## [Direction]
Copy out the listing in full, exactly as written, but not its pictures.

## [Data for this exercise]
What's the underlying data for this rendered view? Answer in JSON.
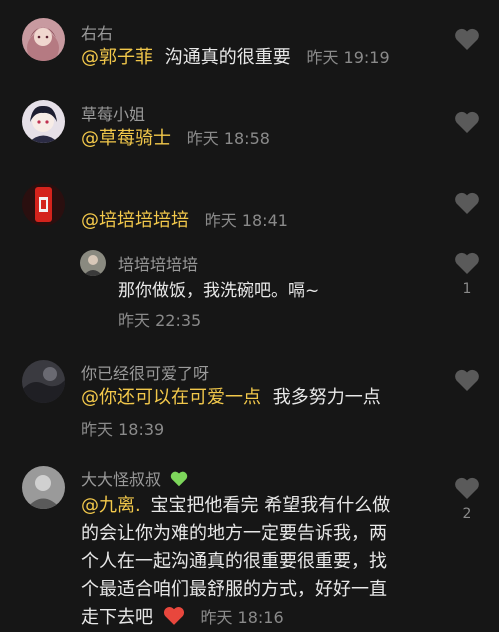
{
  "colors": {
    "background": "#161616",
    "mention": "#f2c84b",
    "username": "#9a9a9a",
    "body_text": "#e8e8e8",
    "time": "#8a8a8a",
    "heart_outline": "#5a5a5a",
    "red_heart": "#e8473d",
    "green_heart": "#7dd65b"
  },
  "comments": [
    {
      "username": "右右",
      "mention": "@郭子菲",
      "text": "沟通真的很重要",
      "time": "昨天 19:19",
      "avatar_icon": "anime-girl-avatar-icon",
      "like_icon": "heart-outline-icon"
    },
    {
      "username": "草莓小姐",
      "mention": "@草莓骑士",
      "text": "",
      "time": "昨天 18:58",
      "avatar_icon": "anime-character-avatar-icon",
      "like_icon": "heart-outline-icon"
    },
    {
      "username": "",
      "mention": "@培培培培培",
      "text": "",
      "time": "昨天 18:41",
      "avatar_icon": "red-supreme-avatar-icon",
      "like_icon": "heart-outline-icon"
    },
    {
      "username": "培培培培培",
      "mention": "",
      "text": "那你做饭，我洗碗吧。嗝~",
      "time": "昨天 22:35",
      "like_count": "1",
      "avatar_icon": "person-avatar-icon",
      "like_icon": "heart-outline-icon"
    },
    {
      "username": "你已经很可爱了呀",
      "mention": "@你还可以在可爱一点",
      "text": "我多努力一点",
      "time": "昨天 18:39",
      "avatar_icon": "dark-photo-avatar-icon",
      "like_icon": "heart-outline-icon"
    },
    {
      "username": "大大怪叔叔",
      "username_emoji": "green-heart-icon",
      "mention": "@九离.",
      "text_line1": "宝宝把他看完 希望我有什么做",
      "text_line2": "的会让你为难的地方一定要告诉我，两",
      "text_line3": "个人在一起沟通真的很重要很重要，找",
      "text_line4": "个最适合咱们最舒服的方式，好好一直",
      "text_line5": "走下去吧",
      "end_emoji": "red-heart-icon",
      "time": "昨天 18:16",
      "like_count": "2",
      "avatar_icon": "grey-photo-avatar-icon",
      "like_icon": "heart-outline-icon"
    }
  ]
}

## [Complete response]
What's the underlying data for this rendered view? Answer in JSON.
{
  "colors": {
    "background": "#161616",
    "mention": "#f2c84b",
    "username": "#9a9a9a",
    "body_text": "#e8e8e8",
    "time": "#8a8a8a",
    "heart_outline": "#5a5a5a",
    "red_heart": "#e8473d",
    "green_heart": "#7dd65b"
  },
  "comments": [
    {
      "username": "右右",
      "mention": "@郭子菲",
      "text": "沟通真的很重要",
      "time": "昨天 19:19",
      "avatar_icon": "anime-girl-avatar-icon",
      "like_icon": "heart-outline-icon"
    },
    {
      "username": "草莓小姐",
      "mention": "@草莓骑士",
      "text": "",
      "time": "昨天 18:58",
      "avatar_icon": "anime-character-avatar-icon",
      "like_icon": "heart-outline-icon"
    },
    {
      "username": "",
      "mention": "@培培培培培",
      "text": "",
      "time": "昨天 18:41",
      "avatar_icon": "red-supreme-avatar-icon",
      "like_icon": "heart-outline-icon"
    },
    {
      "username": "培培培培培",
      "mention": "",
      "text": "那你做饭，我洗碗吧。嗝~",
      "time": "昨天 22:35",
      "like_count": "1",
      "avatar_icon": "person-avatar-icon",
      "like_icon": "heart-outline-icon"
    },
    {
      "username": "你已经很可爱了呀",
      "mention": "@你还可以在可爱一点",
      "text": "我多努力一点",
      "time": "昨天 18:39",
      "avatar_icon": "dark-photo-avatar-icon",
      "like_icon": "heart-outline-icon"
    },
    {
      "username": "大大怪叔叔",
      "username_emoji": "green-heart-icon",
      "mention": "@九离.",
      "text_line1": "宝宝把他看完 希望我有什么做",
      "text_line2": "的会让你为难的地方一定要告诉我，两",
      "text_line3": "个人在一起沟通真的很重要很重要，找",
      "text_line4": "个最适合咱们最舒服的方式，好好一直",
      "text_line5": "走下去吧",
      "end_emoji": "red-heart-icon",
      "time": "昨天 18:16",
      "like_count": "2",
      "avatar_icon": "grey-photo-avatar-icon",
      "like_icon": "heart-outline-icon"
    }
  ]
}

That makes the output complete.